== MATERIAL SHOWN ==
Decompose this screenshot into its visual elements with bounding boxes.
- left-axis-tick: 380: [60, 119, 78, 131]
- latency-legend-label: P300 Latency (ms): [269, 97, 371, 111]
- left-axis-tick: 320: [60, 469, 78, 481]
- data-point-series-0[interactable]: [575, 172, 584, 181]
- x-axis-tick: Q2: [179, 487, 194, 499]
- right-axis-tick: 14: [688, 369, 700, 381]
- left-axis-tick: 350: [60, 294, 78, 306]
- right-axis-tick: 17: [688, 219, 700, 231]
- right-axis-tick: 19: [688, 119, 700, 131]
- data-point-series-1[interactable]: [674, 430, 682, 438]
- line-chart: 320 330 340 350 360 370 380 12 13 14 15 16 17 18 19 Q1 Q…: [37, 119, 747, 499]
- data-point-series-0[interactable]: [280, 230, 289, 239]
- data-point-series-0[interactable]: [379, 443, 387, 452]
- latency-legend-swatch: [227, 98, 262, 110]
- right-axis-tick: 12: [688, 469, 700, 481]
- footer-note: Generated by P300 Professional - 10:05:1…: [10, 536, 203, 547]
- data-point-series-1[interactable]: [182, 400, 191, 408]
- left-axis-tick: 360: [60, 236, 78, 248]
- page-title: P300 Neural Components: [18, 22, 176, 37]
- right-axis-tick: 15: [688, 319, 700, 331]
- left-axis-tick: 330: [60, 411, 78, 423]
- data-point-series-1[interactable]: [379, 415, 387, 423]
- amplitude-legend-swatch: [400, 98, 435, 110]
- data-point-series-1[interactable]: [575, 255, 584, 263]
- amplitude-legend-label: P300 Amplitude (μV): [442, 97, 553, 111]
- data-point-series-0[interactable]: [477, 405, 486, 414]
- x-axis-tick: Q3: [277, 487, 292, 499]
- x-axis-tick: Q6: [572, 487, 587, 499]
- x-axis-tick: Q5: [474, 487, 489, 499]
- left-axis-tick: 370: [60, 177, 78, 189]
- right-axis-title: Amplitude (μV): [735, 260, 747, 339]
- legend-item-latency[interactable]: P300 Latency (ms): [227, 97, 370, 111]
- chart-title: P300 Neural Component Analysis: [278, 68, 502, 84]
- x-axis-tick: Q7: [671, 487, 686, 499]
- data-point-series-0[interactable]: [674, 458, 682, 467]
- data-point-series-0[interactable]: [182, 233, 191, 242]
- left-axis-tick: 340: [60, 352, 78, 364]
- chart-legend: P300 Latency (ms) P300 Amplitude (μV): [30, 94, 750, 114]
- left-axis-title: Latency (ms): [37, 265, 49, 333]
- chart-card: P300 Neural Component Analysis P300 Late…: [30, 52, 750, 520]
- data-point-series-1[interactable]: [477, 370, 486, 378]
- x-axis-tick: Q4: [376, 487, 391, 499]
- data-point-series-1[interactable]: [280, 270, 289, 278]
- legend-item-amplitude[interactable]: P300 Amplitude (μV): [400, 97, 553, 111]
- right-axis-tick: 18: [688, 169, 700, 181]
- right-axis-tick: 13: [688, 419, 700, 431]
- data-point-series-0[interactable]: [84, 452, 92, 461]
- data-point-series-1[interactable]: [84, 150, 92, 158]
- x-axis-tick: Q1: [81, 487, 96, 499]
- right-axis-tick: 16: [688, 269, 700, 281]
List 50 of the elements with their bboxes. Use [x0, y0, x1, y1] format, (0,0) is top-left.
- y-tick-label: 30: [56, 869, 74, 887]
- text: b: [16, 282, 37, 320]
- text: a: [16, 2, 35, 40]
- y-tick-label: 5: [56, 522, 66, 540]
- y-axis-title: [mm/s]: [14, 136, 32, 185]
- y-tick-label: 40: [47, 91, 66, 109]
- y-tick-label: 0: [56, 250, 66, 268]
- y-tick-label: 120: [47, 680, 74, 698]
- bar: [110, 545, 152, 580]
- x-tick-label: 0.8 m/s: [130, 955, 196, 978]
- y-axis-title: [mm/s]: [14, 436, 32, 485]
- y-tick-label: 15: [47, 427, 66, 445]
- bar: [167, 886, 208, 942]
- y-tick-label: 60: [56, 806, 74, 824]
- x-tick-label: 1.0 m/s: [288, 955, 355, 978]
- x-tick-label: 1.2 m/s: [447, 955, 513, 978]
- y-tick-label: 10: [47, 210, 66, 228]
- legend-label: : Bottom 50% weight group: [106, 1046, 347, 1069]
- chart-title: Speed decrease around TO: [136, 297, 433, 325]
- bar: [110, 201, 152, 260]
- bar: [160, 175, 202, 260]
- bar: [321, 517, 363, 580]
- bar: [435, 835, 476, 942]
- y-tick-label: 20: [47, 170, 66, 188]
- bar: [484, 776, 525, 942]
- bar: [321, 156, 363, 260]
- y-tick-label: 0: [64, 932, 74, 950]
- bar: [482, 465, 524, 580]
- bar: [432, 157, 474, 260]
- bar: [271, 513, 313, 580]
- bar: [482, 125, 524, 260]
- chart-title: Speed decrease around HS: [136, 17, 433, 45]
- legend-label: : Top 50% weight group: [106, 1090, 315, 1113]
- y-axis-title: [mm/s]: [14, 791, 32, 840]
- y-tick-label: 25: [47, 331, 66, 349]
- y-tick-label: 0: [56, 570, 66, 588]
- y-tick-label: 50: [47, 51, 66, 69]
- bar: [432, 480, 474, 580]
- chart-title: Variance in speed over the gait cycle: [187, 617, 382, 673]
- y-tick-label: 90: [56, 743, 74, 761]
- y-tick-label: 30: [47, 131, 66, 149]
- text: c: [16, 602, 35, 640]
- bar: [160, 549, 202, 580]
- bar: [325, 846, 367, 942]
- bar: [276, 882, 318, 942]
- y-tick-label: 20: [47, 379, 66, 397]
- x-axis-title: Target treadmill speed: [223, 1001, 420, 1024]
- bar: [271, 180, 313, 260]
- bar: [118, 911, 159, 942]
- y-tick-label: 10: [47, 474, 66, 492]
===
WHAT YOU ARE ASKED TO DO — Please turn every line of the items above into a JSON list of strings, one string per line, with blank lines left out.

EXERCISE SOLUTION —
[
  "Decompose this screenshot into its visual elements with bounding boxes.",
  "- left-axis-tick: 380: [60, 119, 78, 131]",
  "- latency-legend-label: P300 Latency (ms): [269, 97, 371, 111]",
  "- left-axis-tick: 320: [60, 469, 78, 481]",
  "- data-point-series-0[interactable]: [575, 172, 584, 181]",
  "- x-axis-tick: Q2: [179, 487, 194, 499]",
  "- right-axis-tick: 14: [688, 369, 700, 381]",
  "- left-axis-tick: 350: [60, 294, 78, 306]",
  "- right-axis-tick: 17: [688, 219, 700, 231]",
  "- right-axis-tick: 19: [688, 119, 700, 131]",
  "- data-point-series-1[interactable]: [674, 430, 682, 438]",
  "- line-chart: 320 330 340 350 360 370 380 12 13 14 15 16 17 18 19 Q1 Q…: [37, 119, 747, 499]",
  "- data-point-series-0[interactable]: [280, 230, 289, 239]",
  "- data-point-series-0[interactable]: [379, 443, 387, 452]",
  "- latency-legend-swatch: [227, 98, 262, 110]",
  "- right-axis-tick: 12: [688, 469, 700, 481]",
  "- footer-note: Generated by P300 Professional - 10:05:1…: [10, 536, 203, 547]",
  "- data-point-series-1[interactable]: [182, 400, 191, 408]",
  "- left-axis-tick: 360: [60, 236, 78, 248]",
  "- page-title: P300 Neural Components: [18, 22, 176, 37]",
  "- right-axis-tick: 15: [688, 319, 700, 331]",
  "- left-axis-tick: 330: [60, 411, 78, 423]",
  "- data-point-series-1[interactable]: [379, 415, 387, 423]",
  "- amplitude-legend-swatch: [400, 98, 435, 110]",
  "- data-point-series-1[interactable]: [575, 255, 584, 263]",
  "- amplitude-legend-label: P300 Amplitude (μV): [442, 97, 553, 111]",
  "- data-point-series-0[interactable]: [477, 405, 486, 414]",
  "- x-axis-tick: Q3: [277, 487, 292, 499]",
  "- x-axis-tick: Q6: [572, 487, 587, 499]",
  "- x-axis-tick: Q5: [474, 487, 489, 499]",
  "- left-axis-tick: 370: [60, 177, 78, 189]",
  "- right-axis-title: Amplitude (μV): [735, 260, 747, 339]",
  "- legend-item-latency[interactable]: P300 Latency (ms): [227, 97, 370, 111]",
  "- chart-title: P300 Neural Component Analysis: [278, 68, 502, 84]",
  "- x-axis-tick: Q7: [671, 487, 686, 499]",
  "- data-point-series-0[interactable]: [674, 458, 682, 467]",
  "- data-point-series-0[interactable]: [182, 233, 191, 242]",
  "- left-axis-tick: 340: [60, 352, 78, 364]",
  "- chart-legend: P300 Latency (ms) P300 Amplitude (μV): [30, 94, 750, 114]",
  "- left-axis-title: Latency (ms): [37, 265, 49, 333]",
  "- chart-card: P300 Neural Component Analysis P300 Late…: [30, 52, 750, 520]",
  "- data-point-series-1[interactable]: [477, 370, 486, 378]",
  "- x-axis-tick: Q4: [376, 487, 391, 499]",
  "- data-point-series-1[interactable]: [280, 270, 289, 278]",
  "- legend-item-amplitude[interactable]: P300 Amplitude (μV): [400, 97, 553, 111]",
  "- right-axis-tick: 18: [688, 169, 700, 181]",
  "- right-axis-tick: 13: [688, 419, 700, 431]",
  "- data-point-series-0[interactable]: [84, 452, 92, 461]",
  "- data-point-series-1[interactable]: [84, 150, 92, 158]",
  "- x-axis-tick: Q1: [81, 487, 96, 499]",
  "- right-axis-tick: 16: [688, 269, 700, 281]",
  "List 50 of the elements with their bboxes. Use [x0, y0, x1, y1] format, (0,0) is top-left.",
  "- y-tick-label: 30: [56, 869, 74, 887]",
  "- text: b: [16, 282, 37, 320]",
  "- text: a: [16, 2, 35, 40]",
  "- y-tick-label: 5: [56, 522, 66, 540]",
  "- y-axis-title: [mm/s]: [14, 136, 32, 185]",
  "- y-tick-label: 40: [47, 91, 66, 109]",
  "- y-tick-label: 0: [56, 250, 66, 268]",
  "- y-tick-label: 120: [47, 680, 74, 698]",
  "- bar: [110, 545, 152, 580]",
  "- x-tick-label: 0.8 m/s: [130, 955, 196, 978]",
  "- y-axis-title: [mm/s]: [14, 436, 32, 485]",
  "- y-tick-label: 15: [47, 427, 66, 445]",
  "- bar: [167, 886, 208, 942]",
  "- y-tick-label: 60: [56, 806, 74, 824]",
  "- x-tick-label: 1.0 m/s: [288, 955, 355, 978]",
  "- x-tick-label: 1.2 m/s: [447, 955, 513, 978]",
  "- y-tick-label: 10: [47, 210, 66, 228]",
  "- legend-label: : Bottom 50% weight group: [106, 1046, 347, 1069]",
  "- chart-title: Speed decrease around TO: [136, 297, 433, 325]",
  "- bar: [110, 201, 152, 260]",
  "- bar: [160, 175, 202, 260]",
  "- bar: [321, 517, 363, 580]",
  "- bar: [435, 835, 476, 942]",
  "- y-tick-label: 20: [47, 170, 66, 188]",
  "- bar: [484, 776, 525, 942]",
  "- bar: [321, 156, 363, 260]",
  "- y-tick-label: 0: [64, 932, 74, 950]",
  "- bar: [482, 465, 524, 580]",
  "- bar: [432, 157, 474, 260]",
  "- bar: [271, 513, 313, 580]",
  "- bar: [482, 125, 524, 260]",
  "- chart-title: Speed decrease around HS: [136, 17, 433, 45]",
  "- legend-label: : Top 50% weight group: [106, 1090, 315, 1113]",
  "- y-axis-title: [mm/s]: [14, 791, 32, 840]",
  "- y-tick-label: 25: [47, 331, 66, 349]",
  "- y-tick-label: 0: [56, 570, 66, 588]",
  "- y-tick-label: 50: [47, 51, 66, 69]",
  "- bar: [432, 480, 474, 580]",
  "- chart-title: Variance in speed over the gait cycle: [187, 617, 382, 673]",
  "- y-tick-label: 90: [56, 743, 74, 761]",
  "- y-tick-label: 30: [47, 131, 66, 149]",
  "- text: c: [16, 602, 35, 640]",
  "- bar: [160, 549, 202, 580]",
  "- bar: [325, 846, 367, 942]",
  "- bar: [276, 882, 318, 942]",
  "- y-tick-label: 20: [47, 379, 66, 397]",
  "- x-axis-title: Target treadmill speed: [223, 1001, 420, 1024]",
  "- bar: [271, 180, 313, 260]",
  "- bar: [118, 911, 159, 942]",
  "- y-tick-label: 10: [47, 474, 66, 492]"
]